### Saved entries
────
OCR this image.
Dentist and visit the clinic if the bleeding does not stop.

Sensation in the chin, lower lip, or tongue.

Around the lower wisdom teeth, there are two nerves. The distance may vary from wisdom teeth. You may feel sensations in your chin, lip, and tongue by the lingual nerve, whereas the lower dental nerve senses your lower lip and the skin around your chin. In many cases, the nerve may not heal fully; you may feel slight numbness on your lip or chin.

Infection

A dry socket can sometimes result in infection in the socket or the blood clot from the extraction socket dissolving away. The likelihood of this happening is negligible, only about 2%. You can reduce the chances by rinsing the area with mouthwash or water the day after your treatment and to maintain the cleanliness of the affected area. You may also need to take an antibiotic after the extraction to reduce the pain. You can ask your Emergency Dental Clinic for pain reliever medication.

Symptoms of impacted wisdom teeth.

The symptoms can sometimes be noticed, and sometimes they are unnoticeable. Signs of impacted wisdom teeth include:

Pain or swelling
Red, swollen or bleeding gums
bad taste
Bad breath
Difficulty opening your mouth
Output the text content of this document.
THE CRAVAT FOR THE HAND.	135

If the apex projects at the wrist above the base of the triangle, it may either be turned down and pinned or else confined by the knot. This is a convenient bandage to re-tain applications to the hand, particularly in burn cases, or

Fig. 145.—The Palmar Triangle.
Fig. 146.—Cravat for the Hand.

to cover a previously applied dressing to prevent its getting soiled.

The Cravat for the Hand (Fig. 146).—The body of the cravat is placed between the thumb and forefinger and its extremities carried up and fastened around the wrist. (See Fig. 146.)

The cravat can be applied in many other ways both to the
────
### DIRECTIONS FOR THIS TASK
Retype nothing except the lines from the line holding "Output the text content of this document." through the last line of the entries, both included.

### COMPLETE RESPONSE
Output the text content of this document.
THE CRAVAT FOR THE HAND.	135

If the apex projects at the wrist above the base of the triangle, it may either be turned down and pinned or else confined by the knot. This is a convenient bandage to re-tain applications to the hand, particularly in burn cases, or

Fig. 145.—The Palmar Triangle.
Fig. 146.—Cravat for the Hand.

to cover a previously applied dressing to prevent its getting soiled.

The Cravat for the Hand (Fig. 146).—The body of the cravat is placed between the thumb and forefinger and its extremities carried up and fastened around the wrist. (See Fig. 146.)

The cravat can be applied in many other ways both to the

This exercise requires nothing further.